EXERCISE TASK »
Extract every line of the records below verbatim, without changing, reordering, or omitting anything.

DATA PROVIDED »
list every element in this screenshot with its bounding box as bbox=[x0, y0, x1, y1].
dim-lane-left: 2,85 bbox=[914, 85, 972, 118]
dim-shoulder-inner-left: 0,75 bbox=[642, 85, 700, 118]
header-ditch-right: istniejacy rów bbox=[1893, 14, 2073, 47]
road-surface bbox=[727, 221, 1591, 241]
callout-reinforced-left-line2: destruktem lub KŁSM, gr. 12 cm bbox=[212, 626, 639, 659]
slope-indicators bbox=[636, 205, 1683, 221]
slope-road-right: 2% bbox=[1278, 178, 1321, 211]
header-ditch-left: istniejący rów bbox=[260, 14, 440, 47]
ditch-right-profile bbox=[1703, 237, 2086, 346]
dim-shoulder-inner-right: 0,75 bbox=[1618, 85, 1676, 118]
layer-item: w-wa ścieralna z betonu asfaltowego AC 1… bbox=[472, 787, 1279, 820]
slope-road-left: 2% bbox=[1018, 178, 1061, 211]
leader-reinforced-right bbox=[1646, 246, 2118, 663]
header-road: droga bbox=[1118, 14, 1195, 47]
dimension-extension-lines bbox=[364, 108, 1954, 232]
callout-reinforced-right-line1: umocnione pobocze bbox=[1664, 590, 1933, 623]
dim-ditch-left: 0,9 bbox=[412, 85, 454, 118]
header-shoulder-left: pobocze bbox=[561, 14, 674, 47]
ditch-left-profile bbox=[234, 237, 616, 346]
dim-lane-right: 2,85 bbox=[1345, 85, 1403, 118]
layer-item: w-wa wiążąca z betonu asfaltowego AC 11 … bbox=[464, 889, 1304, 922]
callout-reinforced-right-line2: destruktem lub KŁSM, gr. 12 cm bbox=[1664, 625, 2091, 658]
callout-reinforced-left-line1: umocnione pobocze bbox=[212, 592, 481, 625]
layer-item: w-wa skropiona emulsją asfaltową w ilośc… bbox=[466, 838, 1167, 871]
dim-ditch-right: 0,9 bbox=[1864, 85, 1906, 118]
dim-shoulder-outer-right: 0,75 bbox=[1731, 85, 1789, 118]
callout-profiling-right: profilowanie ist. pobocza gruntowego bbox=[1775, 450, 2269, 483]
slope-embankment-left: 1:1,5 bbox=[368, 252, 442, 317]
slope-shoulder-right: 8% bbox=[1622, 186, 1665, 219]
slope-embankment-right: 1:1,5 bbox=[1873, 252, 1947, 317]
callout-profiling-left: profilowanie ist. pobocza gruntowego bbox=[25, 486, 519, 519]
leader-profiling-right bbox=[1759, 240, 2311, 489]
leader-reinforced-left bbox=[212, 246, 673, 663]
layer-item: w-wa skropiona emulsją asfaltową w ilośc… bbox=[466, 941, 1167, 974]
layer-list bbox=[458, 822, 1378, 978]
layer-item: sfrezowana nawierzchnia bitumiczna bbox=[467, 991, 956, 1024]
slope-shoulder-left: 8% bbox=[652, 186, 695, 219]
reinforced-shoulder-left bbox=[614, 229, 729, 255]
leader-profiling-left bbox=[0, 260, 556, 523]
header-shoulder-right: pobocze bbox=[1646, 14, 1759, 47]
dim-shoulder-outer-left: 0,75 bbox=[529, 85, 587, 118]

WRITTEN RESPONSE »
list every element in this screenshot with its bounding box as bbox=[x0, y0, x1, y1].
dim-lane-left: 2,85 bbox=[914, 85, 972, 118]
dim-shoulder-inner-left: 0,75 bbox=[642, 85, 700, 118]
header-ditch-right: istniejacy rów bbox=[1893, 14, 2073, 47]
road-surface bbox=[727, 221, 1591, 241]
callout-reinforced-left-line2: destruktem lub KŁSM, gr. 12 cm bbox=[212, 626, 639, 659]
slope-indicators bbox=[636, 205, 1683, 221]
slope-road-right: 2% bbox=[1278, 178, 1321, 211]
header-ditch-left: istniejący rów bbox=[260, 14, 440, 47]
ditch-right-profile bbox=[1703, 237, 2086, 346]
dim-shoulder-inner-right: 0,75 bbox=[1618, 85, 1676, 118]
layer-item: w-wa ścieralna z betonu asfaltowego AC 1… bbox=[472, 787, 1279, 820]
slope-road-left: 2% bbox=[1018, 178, 1061, 211]
leader-reinforced-right bbox=[1646, 246, 2118, 663]
header-road: droga bbox=[1118, 14, 1195, 47]
dimension-extension-lines bbox=[364, 108, 1954, 232]
callout-reinforced-right-line1: umocnione pobocze bbox=[1664, 590, 1933, 623]
dim-ditch-left: 0,9 bbox=[412, 85, 454, 118]
header-shoulder-left: pobocze bbox=[561, 14, 674, 47]
ditch-left-profile bbox=[234, 237, 616, 346]
dim-lane-right: 2,85 bbox=[1345, 85, 1403, 118]
layer-item: w-wa wiążąca z betonu asfaltowego AC 11 … bbox=[464, 889, 1304, 922]
callout-reinforced-right-line2: destruktem lub KŁSM, gr. 12 cm bbox=[1664, 625, 2091, 658]
callout-reinforced-left-line1: umocnione pobocze bbox=[212, 592, 481, 625]
layer-item: w-wa skropiona emulsją asfaltową w ilośc… bbox=[466, 838, 1167, 871]
dim-ditch-right: 0,9 bbox=[1864, 85, 1906, 118]
dim-shoulder-outer-right: 0,75 bbox=[1731, 85, 1789, 118]
callout-profiling-right: profilowanie ist. pobocza gruntowego bbox=[1775, 450, 2269, 483]
slope-embankment-left: 1:1,5 bbox=[368, 252, 442, 317]
slope-shoulder-right: 8% bbox=[1622, 186, 1665, 219]
slope-embankment-right: 1:1,5 bbox=[1873, 252, 1947, 317]
callout-profiling-left: profilowanie ist. pobocza gruntowego bbox=[25, 486, 519, 519]
leader-profiling-right bbox=[1759, 240, 2311, 489]
leader-reinforced-left bbox=[212, 246, 673, 663]
layer-item: w-wa skropiona emulsją asfaltową w ilośc… bbox=[466, 941, 1167, 974]
layer-list bbox=[458, 822, 1378, 978]
layer-item: sfrezowana nawierzchnia bitumiczna bbox=[467, 991, 956, 1024]
slope-shoulder-left: 8% bbox=[652, 186, 695, 219]
reinforced-shoulder-left bbox=[614, 229, 729, 255]
leader-profiling-left bbox=[0, 260, 556, 523]
header-shoulder-right: pobocze bbox=[1646, 14, 1759, 47]
dim-shoulder-outer-left: 0,75 bbox=[529, 85, 587, 118]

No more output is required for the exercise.